= THE PROBLEM =
Look through the records below, and copy out every line that holds the string "Recensioni".

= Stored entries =
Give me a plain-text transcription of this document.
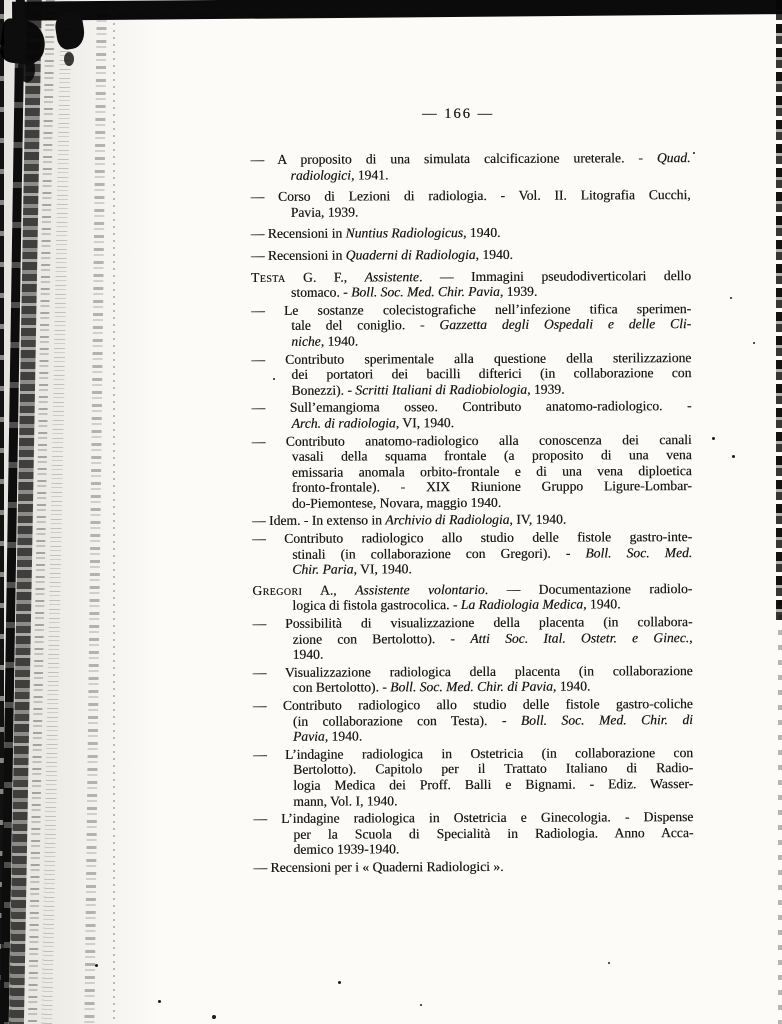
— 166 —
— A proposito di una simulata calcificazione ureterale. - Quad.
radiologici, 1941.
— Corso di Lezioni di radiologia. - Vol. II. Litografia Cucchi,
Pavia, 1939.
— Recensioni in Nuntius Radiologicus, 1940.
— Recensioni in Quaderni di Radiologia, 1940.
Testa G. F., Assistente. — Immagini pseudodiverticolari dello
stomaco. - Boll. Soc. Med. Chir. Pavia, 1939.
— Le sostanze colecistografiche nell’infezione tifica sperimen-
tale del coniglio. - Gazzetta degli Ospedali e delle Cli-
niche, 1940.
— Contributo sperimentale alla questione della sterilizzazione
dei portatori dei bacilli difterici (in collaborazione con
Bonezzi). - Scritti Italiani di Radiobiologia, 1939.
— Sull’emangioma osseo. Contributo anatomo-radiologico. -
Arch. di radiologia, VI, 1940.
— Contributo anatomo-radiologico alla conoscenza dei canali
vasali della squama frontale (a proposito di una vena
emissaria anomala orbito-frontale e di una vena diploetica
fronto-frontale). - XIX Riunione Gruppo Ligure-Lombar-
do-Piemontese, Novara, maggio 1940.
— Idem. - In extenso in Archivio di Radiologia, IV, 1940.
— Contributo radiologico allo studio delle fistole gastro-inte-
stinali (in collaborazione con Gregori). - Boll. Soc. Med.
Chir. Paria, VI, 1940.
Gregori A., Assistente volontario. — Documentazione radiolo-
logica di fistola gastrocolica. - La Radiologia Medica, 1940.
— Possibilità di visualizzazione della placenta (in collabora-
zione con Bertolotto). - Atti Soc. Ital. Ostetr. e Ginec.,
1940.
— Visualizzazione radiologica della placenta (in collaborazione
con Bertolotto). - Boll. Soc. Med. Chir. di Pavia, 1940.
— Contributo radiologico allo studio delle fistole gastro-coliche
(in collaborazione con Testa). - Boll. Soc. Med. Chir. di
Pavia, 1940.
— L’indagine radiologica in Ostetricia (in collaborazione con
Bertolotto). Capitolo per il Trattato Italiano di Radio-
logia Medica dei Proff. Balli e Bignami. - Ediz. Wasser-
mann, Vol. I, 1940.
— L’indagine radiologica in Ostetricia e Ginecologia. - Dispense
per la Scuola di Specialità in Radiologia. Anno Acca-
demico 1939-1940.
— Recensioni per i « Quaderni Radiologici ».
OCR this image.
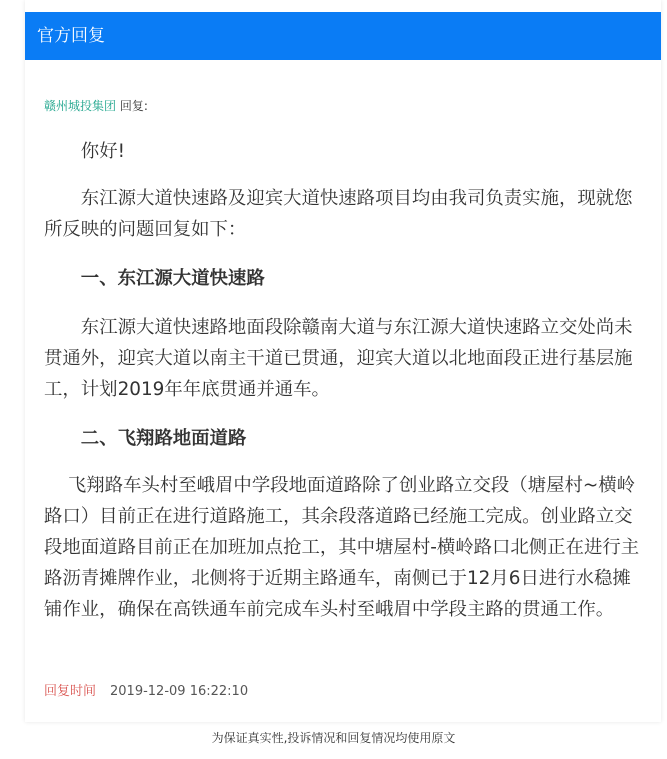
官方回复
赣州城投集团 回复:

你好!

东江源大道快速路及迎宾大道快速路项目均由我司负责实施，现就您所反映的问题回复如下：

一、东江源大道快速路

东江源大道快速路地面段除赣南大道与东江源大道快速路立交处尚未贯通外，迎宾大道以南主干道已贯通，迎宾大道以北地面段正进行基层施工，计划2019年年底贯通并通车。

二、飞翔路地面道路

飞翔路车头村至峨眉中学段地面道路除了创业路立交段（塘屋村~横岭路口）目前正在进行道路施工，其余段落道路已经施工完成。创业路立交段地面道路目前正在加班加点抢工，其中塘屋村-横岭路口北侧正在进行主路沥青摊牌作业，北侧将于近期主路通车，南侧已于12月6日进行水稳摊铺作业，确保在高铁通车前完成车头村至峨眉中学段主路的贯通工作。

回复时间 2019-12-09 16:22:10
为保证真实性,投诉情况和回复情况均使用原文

= OUTPUT FOR THIS TASK =
— Recensioni in Nuntius Radiologicus, 1940.
— Recensioni in Quaderni di Radiologia, 1940.
— Recensioni per i « Quaderni Radiologici ».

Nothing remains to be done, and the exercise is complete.